Items from a dataset:
-------
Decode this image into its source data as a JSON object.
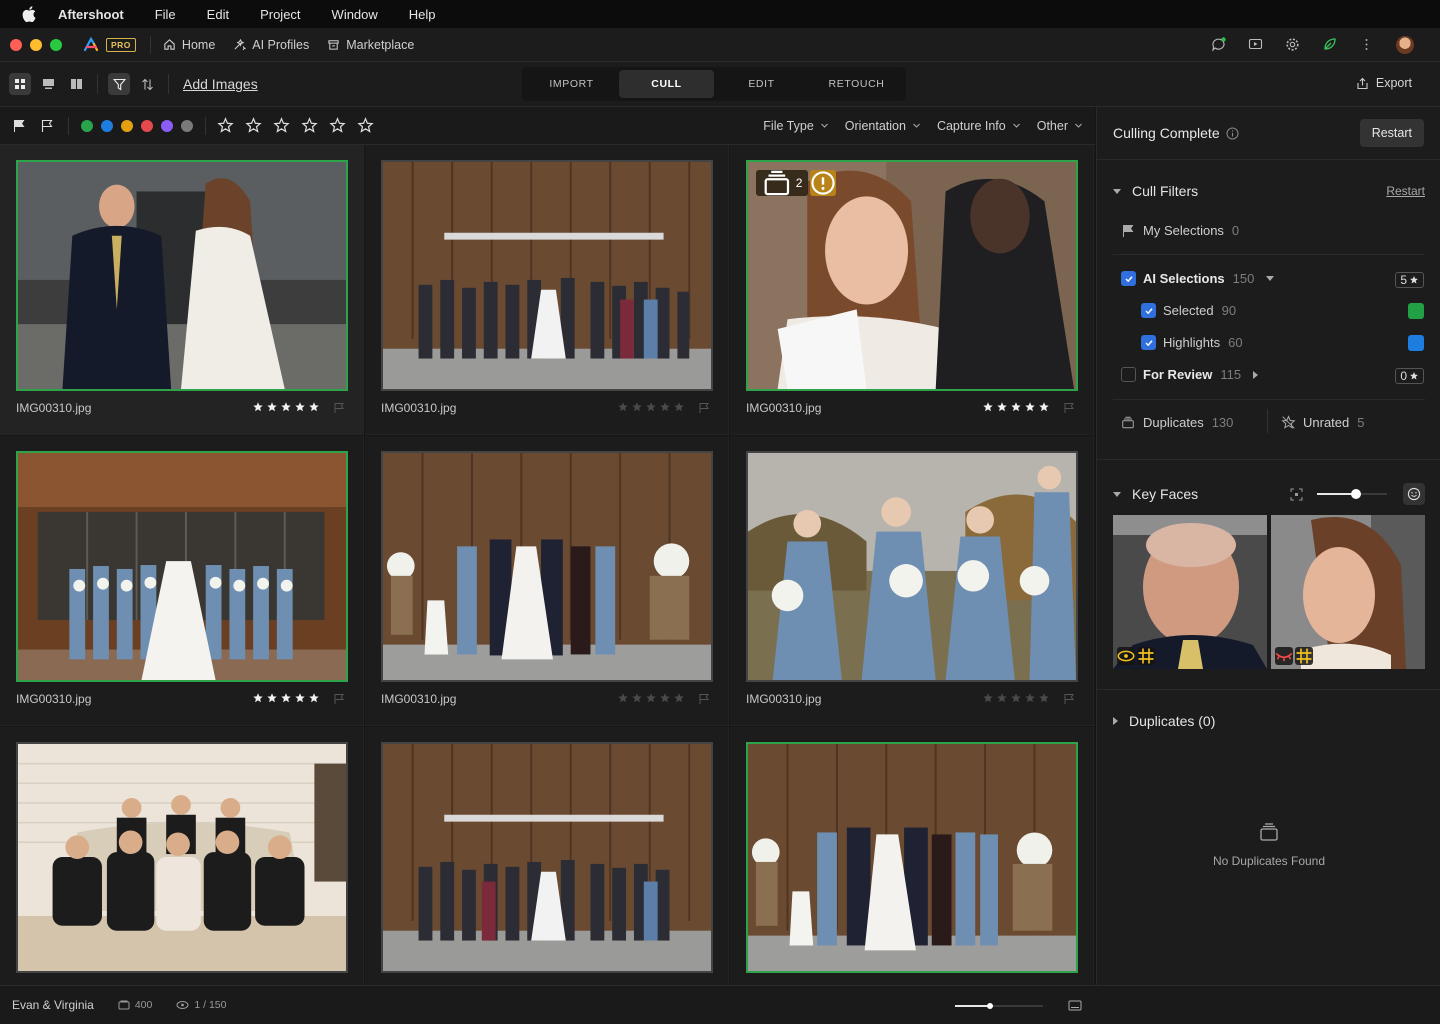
{
  "menubar": {
    "app_name": "Aftershoot",
    "menus": [
      "File",
      "Edit",
      "Project",
      "Window",
      "Help"
    ]
  },
  "titlebar": {
    "pro_badge": "PRO",
    "nav": [
      {
        "label": "Home",
        "icon": "home-icon"
      },
      {
        "label": "AI Profiles",
        "icon": "sparkle-icon"
      },
      {
        "label": "Marketplace",
        "icon": "store-icon"
      }
    ]
  },
  "toolbar": {
    "add_images": "Add Images",
    "tabs": [
      "IMPORT",
      "CULL",
      "EDIT",
      "RETOUCH"
    ],
    "active_tab": "CULL",
    "export": "Export"
  },
  "filters": {
    "color_labels": [
      "#2aa44a",
      "#1e7ee0",
      "#e5a012",
      "#e5484d",
      "#8b5cf6",
      "#7a7a7a"
    ],
    "dropdowns": [
      "File Type",
      "Orientation",
      "Capture Info",
      "Other"
    ]
  },
  "grid": {
    "images": [
      {
        "name": "IMG00310.jpg",
        "stars": 5,
        "selected": true,
        "frame": "green"
      },
      {
        "name": "IMG00310.jpg",
        "stars": 0,
        "selected": false,
        "frame": "gray"
      },
      {
        "name": "IMG00310.jpg",
        "stars": 5,
        "selected": false,
        "frame": "green",
        "stack_count": "2"
      },
      {
        "name": "IMG00310.jpg",
        "stars": 5,
        "selected": false,
        "frame": "green"
      },
      {
        "name": "IMG00310.jpg",
        "stars": 0,
        "selected": false,
        "frame": "gray"
      },
      {
        "name": "IMG00310.jpg",
        "stars": 0,
        "selected": false,
        "frame": "gray"
      },
      {
        "name": "",
        "stars": 0,
        "selected": false,
        "frame": "gray"
      },
      {
        "name": "",
        "stars": 0,
        "selected": false,
        "frame": "gray"
      },
      {
        "name": "",
        "stars": 0,
        "selected": false,
        "frame": "green"
      }
    ]
  },
  "panel": {
    "title": "Culling Complete",
    "restart_button": "Restart",
    "cull_filters": {
      "title": "Cull Filters",
      "restart_link": "Restart",
      "my_selections": {
        "label": "My Selections",
        "count": "0"
      },
      "ai_selections": {
        "label": "AI Selections",
        "count": "150",
        "pill": "5"
      },
      "selected": {
        "label": "Selected",
        "count": "90",
        "color": "#22a046"
      },
      "highlights": {
        "label": "Highlights",
        "count": "60",
        "color": "#1e7ee0"
      },
      "for_review": {
        "label": "For Review",
        "count": "115",
        "pill": "0"
      },
      "duplicates": {
        "label": "Duplicates",
        "count": "130"
      },
      "unrated": {
        "label": "Unrated",
        "count": "5"
      }
    },
    "key_faces": {
      "title": "Key Faces",
      "size_level": 0.55
    },
    "duplicates_section": {
      "title": "Duplicates (0)",
      "empty_text": "No Duplicates Found"
    }
  },
  "statusbar": {
    "project": "Evan & Virginia",
    "image_count": "400",
    "viewing": "1 / 150",
    "zoom_level": 0.4
  }
}
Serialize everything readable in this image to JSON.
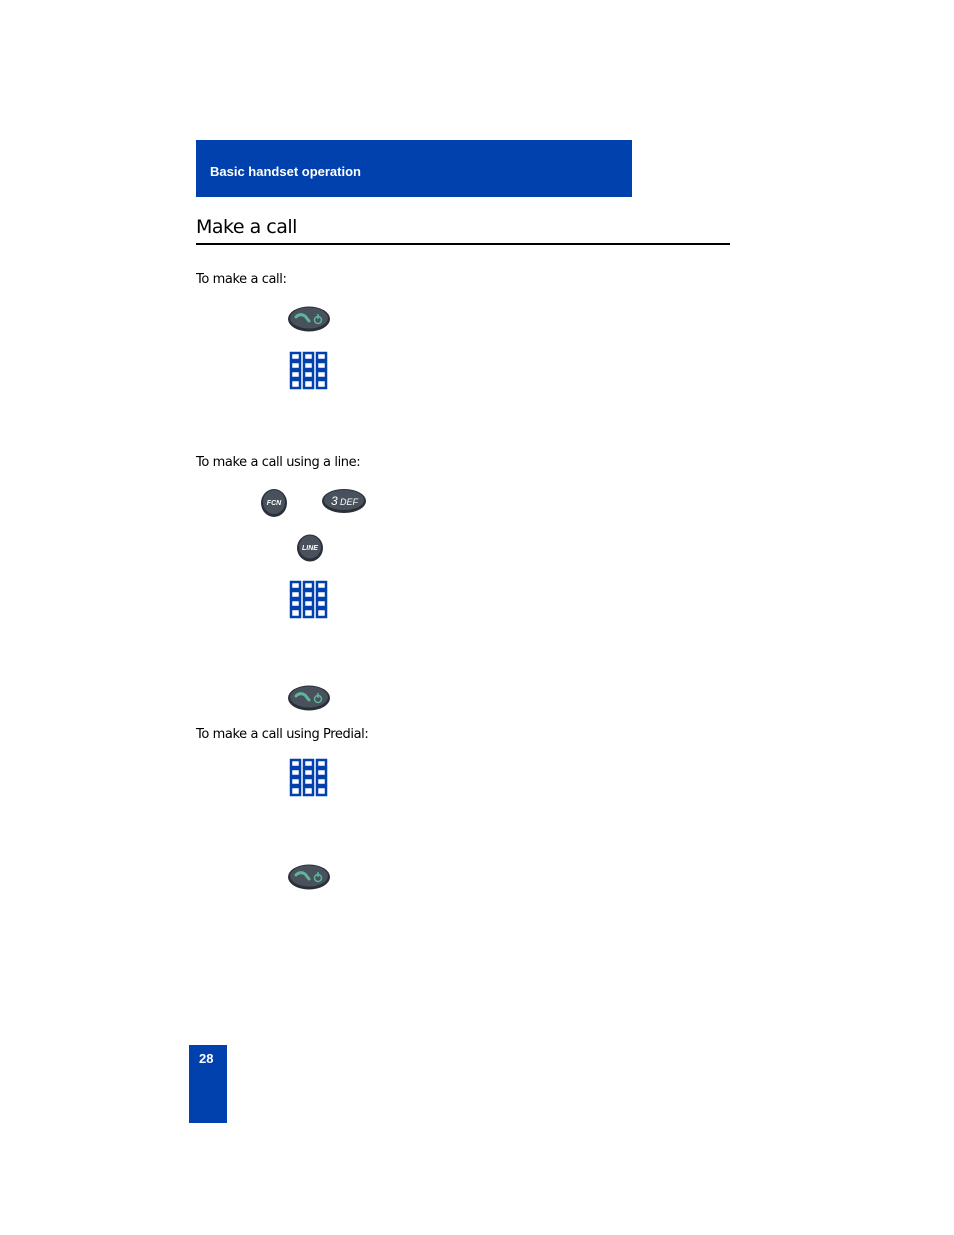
-------
* _WORK TO COMPLETE_
Your answer should be a single number: the count of lines containing the word "Restart".

* _SOLUTION BELOW_
2